| Data shown |
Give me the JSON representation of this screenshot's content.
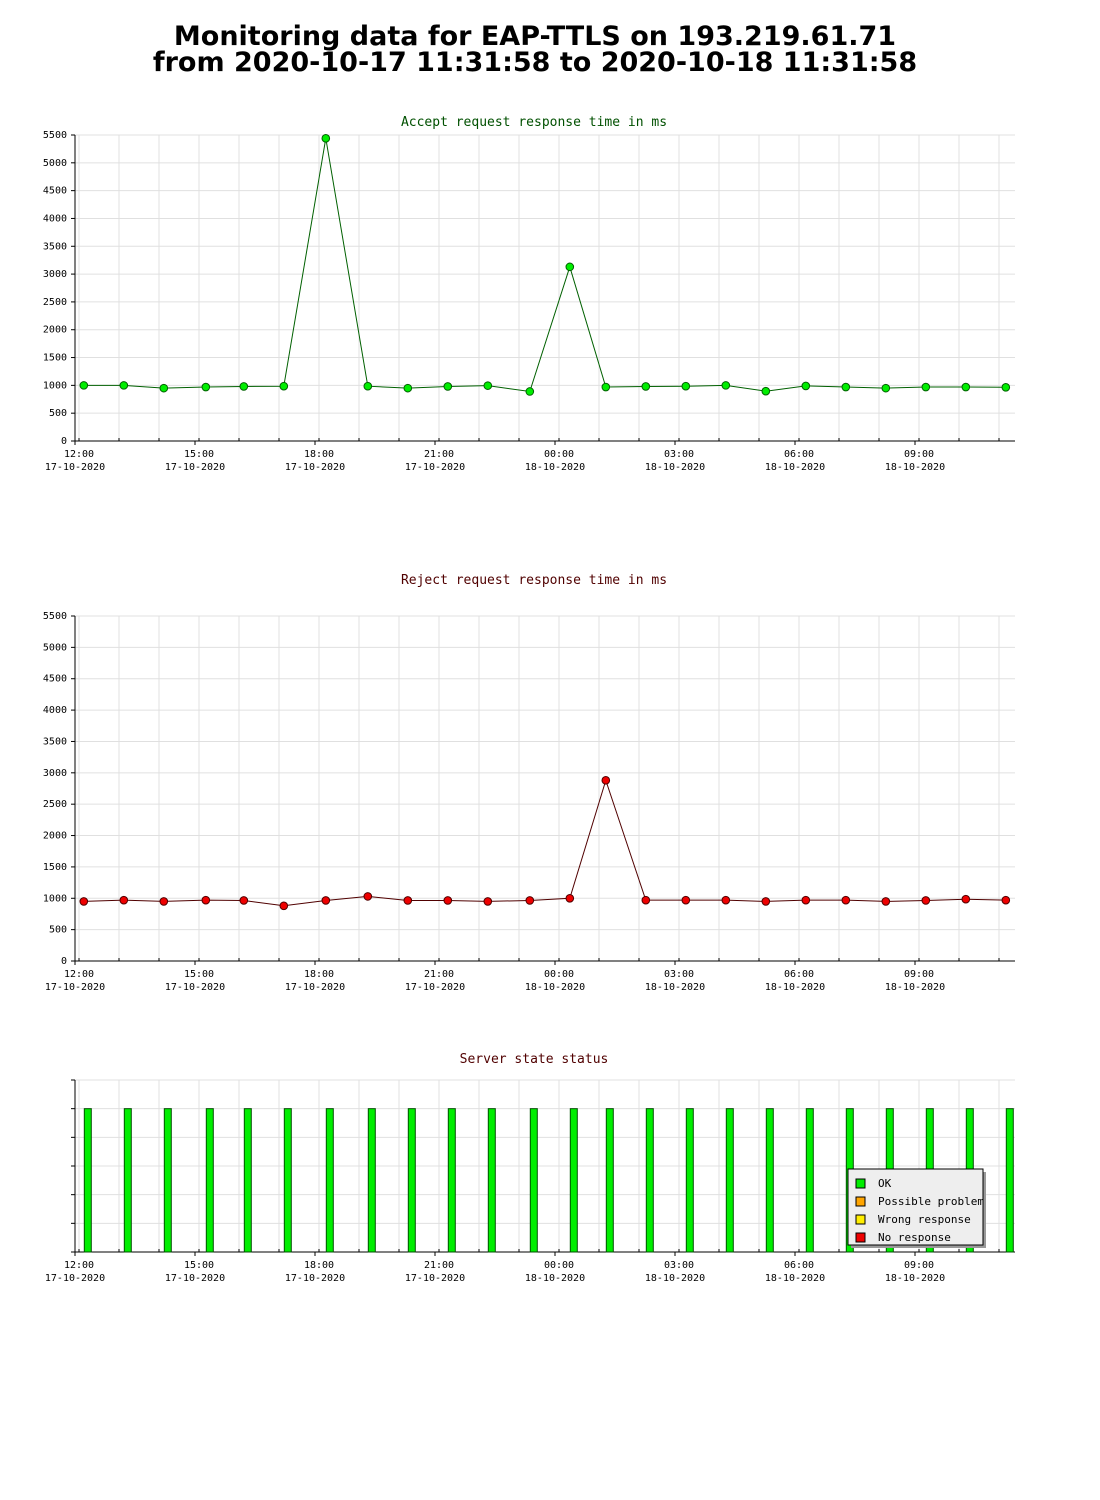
{
  "page": {
    "title_line1": "Monitoring data for EAP-TTLS on 193.219.61.71",
    "title_line2": "from 2020-10-17 11:31:58 to 2020-10-18 11:31:58"
  },
  "x_axis": {
    "labels": [
      {
        "time": "12:00",
        "date": "17-10-2020",
        "hour": 0
      },
      {
        "time": "15:00",
        "date": "17-10-2020",
        "hour": 3
      },
      {
        "time": "18:00",
        "date": "17-10-2020",
        "hour": 6
      },
      {
        "time": "21:00",
        "date": "17-10-2020",
        "hour": 9
      },
      {
        "time": "00:00",
        "date": "18-10-2020",
        "hour": 12
      },
      {
        "time": "03:00",
        "date": "18-10-2020",
        "hour": 15
      },
      {
        "time": "06:00",
        "date": "18-10-2020",
        "hour": 18
      },
      {
        "time": "09:00",
        "date": "18-10-2020",
        "hour": 21
      }
    ],
    "range_hours": [
      0,
      23.5
    ]
  },
  "chart_data": [
    {
      "type": "line",
      "title": "Accept request response time in ms",
      "title_color": "#005000",
      "line_color": "#006000",
      "marker_color": "#00ee00",
      "ylim": [
        0,
        5500
      ],
      "yticks": [
        0,
        500,
        1000,
        1500,
        2000,
        2500,
        3000,
        3500,
        4000,
        4500,
        5000,
        5500
      ],
      "grid": true,
      "x": [
        0.22,
        1.22,
        2.22,
        3.27,
        4.22,
        5.22,
        6.27,
        7.32,
        8.32,
        9.32,
        10.32,
        11.37,
        12.37,
        13.27,
        14.27,
        15.27,
        16.27,
        17.27,
        18.27,
        19.27,
        20.27,
        21.27,
        22.27,
        23.27
      ],
      "y": [
        1000,
        1000,
        950,
        970,
        980,
        985,
        5440,
        985,
        950,
        980,
        995,
        890,
        3130,
        970,
        980,
        985,
        1000,
        895,
        990,
        970,
        950,
        970,
        970,
        965
      ]
    },
    {
      "type": "line",
      "title": "Reject request response time in ms",
      "title_color": "#500000",
      "line_color": "#500000",
      "marker_color": "#ee0000",
      "ylim": [
        0,
        5500
      ],
      "yticks": [
        0,
        500,
        1000,
        1500,
        2000,
        2500,
        3000,
        3500,
        4000,
        4500,
        5000,
        5500
      ],
      "grid": true,
      "x": [
        0.22,
        1.22,
        2.22,
        3.27,
        4.22,
        5.22,
        6.27,
        7.32,
        8.32,
        9.32,
        10.32,
        11.37,
        12.37,
        13.27,
        14.27,
        15.27,
        16.27,
        17.27,
        18.27,
        19.27,
        20.27,
        21.27,
        22.27,
        23.27
      ],
      "y": [
        950,
        970,
        950,
        970,
        965,
        880,
        965,
        1030,
        965,
        965,
        950,
        965,
        1000,
        2880,
        970,
        970,
        970,
        950,
        970,
        970,
        950,
        965,
        985,
        970
      ]
    },
    {
      "type": "bar",
      "title": "Server state status",
      "title_color": "#500000",
      "bar_color": "#00ee00",
      "ylim": [
        0,
        6
      ],
      "grid": true,
      "x": [
        0.32,
        1.32,
        2.32,
        3.37,
        4.32,
        5.32,
        6.37,
        7.42,
        8.42,
        9.42,
        10.42,
        11.47,
        12.47,
        13.37,
        14.37,
        15.37,
        16.37,
        17.37,
        18.37,
        19.37,
        20.37,
        21.37,
        22.37,
        23.37
      ],
      "values": [
        5,
        5,
        5,
        5,
        5,
        5,
        5,
        5,
        5,
        5,
        5,
        5,
        5,
        5,
        5,
        5,
        5,
        5,
        5,
        5,
        5,
        5,
        5,
        5
      ],
      "legend_placement": "bottom-right",
      "legend": [
        {
          "label": "OK",
          "color": "#00ee00"
        },
        {
          "label": "Possible problem",
          "color": "#ffa500"
        },
        {
          "label": "Wrong response",
          "color": "#ffee00"
        },
        {
          "label": "No response",
          "color": "#ee0000"
        }
      ]
    }
  ]
}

| What to do |
Without the pictures, restate all the entries above exactly.

| The completed task |
Give me the JSON representation of this screenshot's content.
{
  "page": {
    "title_line1": "Monitoring data for EAP-TTLS on 193.219.61.71",
    "title_line2": "from 2020-10-17 11:31:58 to 2020-10-18 11:31:58"
  },
  "x_axis": {
    "labels": [
      {
        "time": "12:00",
        "date": "17-10-2020",
        "hour": 0
      },
      {
        "time": "15:00",
        "date": "17-10-2020",
        "hour": 3
      },
      {
        "time": "18:00",
        "date": "17-10-2020",
        "hour": 6
      },
      {
        "time": "21:00",
        "date": "17-10-2020",
        "hour": 9
      },
      {
        "time": "00:00",
        "date": "18-10-2020",
        "hour": 12
      },
      {
        "time": "03:00",
        "date": "18-10-2020",
        "hour": 15
      },
      {
        "time": "06:00",
        "date": "18-10-2020",
        "hour": 18
      },
      {
        "time": "09:00",
        "date": "18-10-2020",
        "hour": 21
      }
    ],
    "range_hours": [
      0,
      23.5
    ]
  },
  "chart_data": [
    {
      "type": "line",
      "title": "Accept request response time in ms",
      "title_color": "#005000",
      "line_color": "#006000",
      "marker_color": "#00ee00",
      "ylim": [
        0,
        5500
      ],
      "yticks": [
        0,
        500,
        1000,
        1500,
        2000,
        2500,
        3000,
        3500,
        4000,
        4500,
        5000,
        5500
      ],
      "grid": true,
      "x": [
        0.22,
        1.22,
        2.22,
        3.27,
        4.22,
        5.22,
        6.27,
        7.32,
        8.32,
        9.32,
        10.32,
        11.37,
        12.37,
        13.27,
        14.27,
        15.27,
        16.27,
        17.27,
        18.27,
        19.27,
        20.27,
        21.27,
        22.27,
        23.27
      ],
      "y": [
        1000,
        1000,
        950,
        970,
        980,
        985,
        5440,
        985,
        950,
        980,
        995,
        890,
        3130,
        970,
        980,
        985,
        1000,
        895,
        990,
        970,
        950,
        970,
        970,
        965
      ]
    },
    {
      "type": "line",
      "title": "Reject request response time in ms",
      "title_color": "#500000",
      "line_color": "#500000",
      "marker_color": "#ee0000",
      "ylim": [
        0,
        5500
      ],
      "yticks": [
        0,
        500,
        1000,
        1500,
        2000,
        2500,
        3000,
        3500,
        4000,
        4500,
        5000,
        5500
      ],
      "grid": true,
      "x": [
        0.22,
        1.22,
        2.22,
        3.27,
        4.22,
        5.22,
        6.27,
        7.32,
        8.32,
        9.32,
        10.32,
        11.37,
        12.37,
        13.27,
        14.27,
        15.27,
        16.27,
        17.27,
        18.27,
        19.27,
        20.27,
        21.27,
        22.27,
        23.27
      ],
      "y": [
        950,
        970,
        950,
        970,
        965,
        880,
        965,
        1030,
        965,
        965,
        950,
        965,
        1000,
        2880,
        970,
        970,
        970,
        950,
        970,
        970,
        950,
        965,
        985,
        970
      ]
    },
    {
      "type": "bar",
      "title": "Server state status",
      "title_color": "#500000",
      "bar_color": "#00ee00",
      "ylim": [
        0,
        6
      ],
      "grid": true,
      "x": [
        0.32,
        1.32,
        2.32,
        3.37,
        4.32,
        5.32,
        6.37,
        7.42,
        8.42,
        9.42,
        10.42,
        11.47,
        12.47,
        13.37,
        14.37,
        15.37,
        16.37,
        17.37,
        18.37,
        19.37,
        20.37,
        21.37,
        22.37,
        23.37
      ],
      "values": [
        5,
        5,
        5,
        5,
        5,
        5,
        5,
        5,
        5,
        5,
        5,
        5,
        5,
        5,
        5,
        5,
        5,
        5,
        5,
        5,
        5,
        5,
        5,
        5
      ],
      "legend_placement": "bottom-right",
      "legend": [
        {
          "label": "OK",
          "color": "#00ee00"
        },
        {
          "label": "Possible problem",
          "color": "#ffa500"
        },
        {
          "label": "Wrong response",
          "color": "#ffee00"
        },
        {
          "label": "No response",
          "color": "#ee0000"
        }
      ]
    }
  ]
}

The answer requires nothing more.